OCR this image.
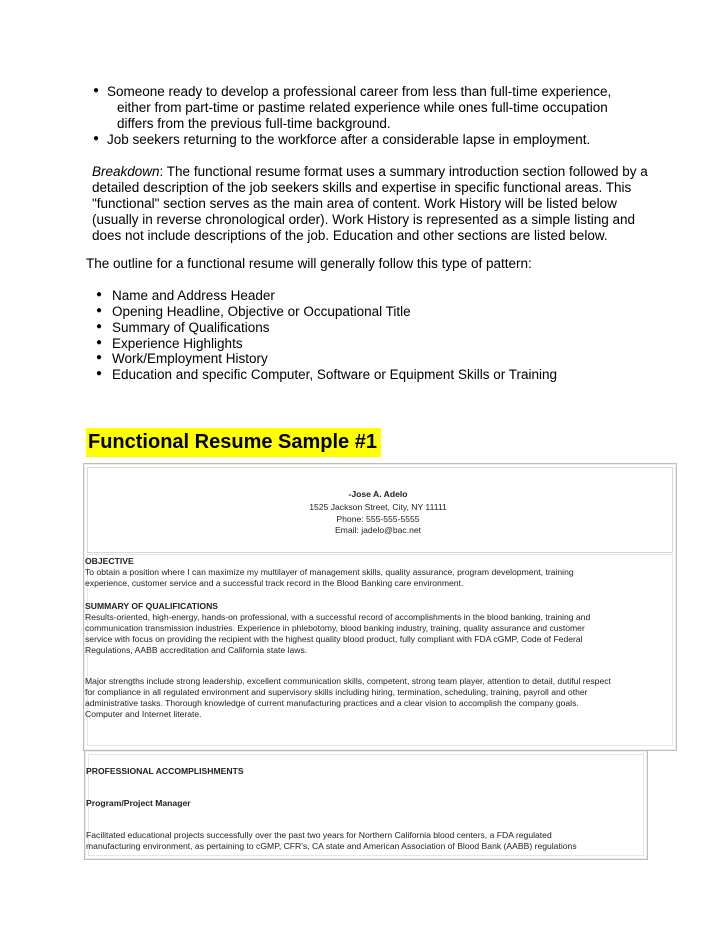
● Someone ready to develop a professional career from less than full-time experience,
either from part-time or pastime related experience while ones full-time occupation
differs from the previous full-time background.
● Job seekers returning to the workforce after a considerable lapse in employment.
Breakdown: The functional resume format uses a summary introduction section followed by a
detailed description of the job seekers skills and expertise in specific functional areas. This
"functional" section serves as the main area of content. Work History will be listed below
(usually in reverse chronological order). Work History is represented as a simple listing and
does not include descriptions of the job. Education and other sections are listed below.
The outline for a functional resume will generally follow this type of pattern:
● Name and Address Header
● Opening Headline, Objective or Occupational Title
● Summary of Qualifications
● Experience Highlights
● Work/Employment History
● Education and specific Computer, Software or Equipment Skills or Training
Functional Resume Sample #1
-Jose A. Adelo
1525 Jackson Street, City, NY 11111
Phone: 555-555-5555
Email: jadelo@bac.net
OBJECTIVE
To obtain a position where I can maximize my multilayer of management skills, quality assurance, program development, training
experience, customer service and a successful track record in the Blood Banking care environment.
SUMMARY OF QUALIFICATIONS
Results-oriented, high-energy, hands-on professional, with a successful record of accomplishments in the blood banking, training and
communication transmission industries. Experience in phlebotomy, blood banking industry, training, quality assurance and customer
service with focus on providing the recipient with the highest quality blood product, fully compliant with FDA cGMP, Code of Federal
Regulations, AABB accreditation and California state laws.
Major strengths include strong leadership, excellent communication skills, competent, strong team player, attention to detail, dutiful respect
for compliance in all regulated environment and supervisory skills including hiring, termination, scheduling, training, payroll and other
administrative tasks. Thorough knowledge of current manufacturing practices and a clear vision to accomplish the company goals.
Computer and Internet literate.
PROFESSIONAL ACCOMPLISHMENTS
Program/Project Manager
Facilitated educational projects successfully over the past two years for Northern California blood centers, a FDA regulated
manufacturing environment, as pertaining to cGMP, CFR's, CA state and American Association of Blood Bank (AABB) regulations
+ + + + + + +
What this task involves: Of the lines in the listing above, how many hold the string "AABB"? Reply with the number only.

Complete answer: 2